Durante Largos Meses creí haber perdido el dominio de mí misma. Me parecía como si fuera llevada constantemente de un lado a otro por continuos desafíos, y al mismo tiempo había un sentido de inseguridad y grandes dudas acerca de mí misma. Como resultado, empecé a preocuparme al extremo por mi apariencia física y por la imagen que proyectaba ante los demás. Busqué varias maneras de llegar a obtener una buena presencia y traté de convencerme de que era capaz de hacerlo y demostrar a los demás que tenía “gran dominio propio”. Después de seis meses en que tan solo comí lo indispensable para subsistir, reemplacé esto por un ejercicio físico riguroso, que sólo me sirvió para eludir el problema.
Por primera vez en mi vida estaba bien delgada y tenía una buena figura: dos requisitos muy importantes de acuerdo con las normas de la década de los noventas. Continuamente la gente me preguntaba como lo lograba, lo que contribuía a convencerme cada vez más de que había alcanzado “el éxito deseado”. Lo irónico era que cuanto más disfrutaba de este dominio superficial, más atrapada y esclavizada me sentía por las leyes humanas.
==========
== Lista de tareas ==
• 1. Responde a estas preguntas sobre el texto de estudio:
(a) ¿Durante cuánto tiempo comió quien narra solo lo indispensable para subsistir?
(b) ¿Qué puso en lugar de esa forma de comer?
(c) ¿Qué dos requisitos se consideraban muy importantes según las normas de la década de los noventas?
• 2. Busca cada aparición de la palabra «dominio» en el texto de estudio y cita la frase nominal de la que forma parte.
• 3. Prolonga el relato sobre la pérdida del dominio propio a partir de su última oración.
==========
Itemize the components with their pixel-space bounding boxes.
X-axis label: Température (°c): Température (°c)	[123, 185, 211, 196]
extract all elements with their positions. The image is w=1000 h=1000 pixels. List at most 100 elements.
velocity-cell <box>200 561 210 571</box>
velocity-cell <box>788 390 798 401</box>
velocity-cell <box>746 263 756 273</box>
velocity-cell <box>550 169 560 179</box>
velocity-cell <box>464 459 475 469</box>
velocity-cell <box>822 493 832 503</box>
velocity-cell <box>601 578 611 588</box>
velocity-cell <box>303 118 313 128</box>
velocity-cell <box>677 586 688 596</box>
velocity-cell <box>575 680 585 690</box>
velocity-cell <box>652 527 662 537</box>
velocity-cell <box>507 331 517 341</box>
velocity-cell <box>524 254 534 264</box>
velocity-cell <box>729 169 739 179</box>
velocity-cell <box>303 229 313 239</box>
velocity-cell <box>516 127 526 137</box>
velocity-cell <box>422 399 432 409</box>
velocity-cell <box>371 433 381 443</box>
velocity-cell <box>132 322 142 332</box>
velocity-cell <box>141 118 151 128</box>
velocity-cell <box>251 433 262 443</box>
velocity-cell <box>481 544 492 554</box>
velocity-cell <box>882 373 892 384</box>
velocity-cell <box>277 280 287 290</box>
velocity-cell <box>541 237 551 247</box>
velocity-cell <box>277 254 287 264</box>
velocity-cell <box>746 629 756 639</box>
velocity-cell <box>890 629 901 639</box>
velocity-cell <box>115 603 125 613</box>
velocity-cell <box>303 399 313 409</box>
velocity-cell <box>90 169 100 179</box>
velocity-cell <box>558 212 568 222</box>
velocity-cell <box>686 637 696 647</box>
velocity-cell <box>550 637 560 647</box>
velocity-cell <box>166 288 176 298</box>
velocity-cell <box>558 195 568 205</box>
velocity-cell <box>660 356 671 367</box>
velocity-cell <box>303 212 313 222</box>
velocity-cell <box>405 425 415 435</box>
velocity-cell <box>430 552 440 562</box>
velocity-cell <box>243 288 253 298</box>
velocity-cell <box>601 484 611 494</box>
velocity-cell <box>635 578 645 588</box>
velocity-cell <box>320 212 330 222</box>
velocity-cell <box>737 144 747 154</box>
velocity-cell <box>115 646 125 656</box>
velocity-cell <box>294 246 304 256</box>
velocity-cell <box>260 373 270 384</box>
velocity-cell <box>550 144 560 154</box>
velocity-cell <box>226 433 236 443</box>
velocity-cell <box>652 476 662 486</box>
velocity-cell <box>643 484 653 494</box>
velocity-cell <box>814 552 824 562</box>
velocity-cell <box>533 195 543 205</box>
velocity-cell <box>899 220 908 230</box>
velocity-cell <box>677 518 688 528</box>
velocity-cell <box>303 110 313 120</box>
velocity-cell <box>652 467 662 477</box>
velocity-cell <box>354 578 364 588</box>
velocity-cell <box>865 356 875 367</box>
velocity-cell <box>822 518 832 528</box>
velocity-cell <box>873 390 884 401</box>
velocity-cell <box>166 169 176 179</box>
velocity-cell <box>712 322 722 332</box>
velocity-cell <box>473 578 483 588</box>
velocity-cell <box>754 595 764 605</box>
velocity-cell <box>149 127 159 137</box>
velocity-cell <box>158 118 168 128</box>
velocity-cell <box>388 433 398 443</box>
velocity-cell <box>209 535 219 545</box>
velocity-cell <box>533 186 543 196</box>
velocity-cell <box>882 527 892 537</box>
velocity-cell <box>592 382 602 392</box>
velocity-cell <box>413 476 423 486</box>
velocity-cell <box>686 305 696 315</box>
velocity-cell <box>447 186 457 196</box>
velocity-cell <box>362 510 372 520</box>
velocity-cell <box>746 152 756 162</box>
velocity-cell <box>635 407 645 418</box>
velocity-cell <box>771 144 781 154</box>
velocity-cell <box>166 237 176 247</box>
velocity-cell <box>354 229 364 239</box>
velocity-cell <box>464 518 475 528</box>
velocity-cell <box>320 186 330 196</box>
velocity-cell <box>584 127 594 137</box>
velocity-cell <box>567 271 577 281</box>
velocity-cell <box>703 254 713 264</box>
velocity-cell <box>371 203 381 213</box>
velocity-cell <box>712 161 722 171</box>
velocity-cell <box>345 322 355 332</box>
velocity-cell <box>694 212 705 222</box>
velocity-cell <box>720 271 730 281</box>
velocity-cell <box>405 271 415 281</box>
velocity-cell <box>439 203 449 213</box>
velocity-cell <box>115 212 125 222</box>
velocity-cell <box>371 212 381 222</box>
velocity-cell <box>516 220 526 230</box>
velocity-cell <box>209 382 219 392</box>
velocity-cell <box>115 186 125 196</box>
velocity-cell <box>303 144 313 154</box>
==========
== Tus respuestas ==
• 1.
(a) Durante seis meses.
(b) Un ejercicio físico riguroso.
(c) Estar bien delgada y tener una buena figura.

• 2.
el dominio de mí misma
gran dominio propio
este dominio superficial

• 3.
Además del esfuerzo consciente que significaba mantener el peso corporal, que obviamente no era mi peso adecuado, me sentía cada vez más perturbada por el hecho de que la medicina tuviera tal creciente influencia en mi vida. Compraba los comestibles según los valores nutritivos detallados de las etiquetas; la frecuencia y rigor de la serie de ejercicios dependían de cuanto había ingerido ese día y cuan pronto podía cambiar mi talla de ropa por una menor, y así sucesivamente. Poco a poco llegué a convencerme de que aunque obstinadamente tenía éxito en alcanzar el objetivo de acuerdo con los requerimientos del mundo, me estaba engañando a mí misma. Por cierto, no estaba siguiendo las enseñanzas de Cristo Jesús de poner a Dios primeramente y no centrar la atención en el cuerpo.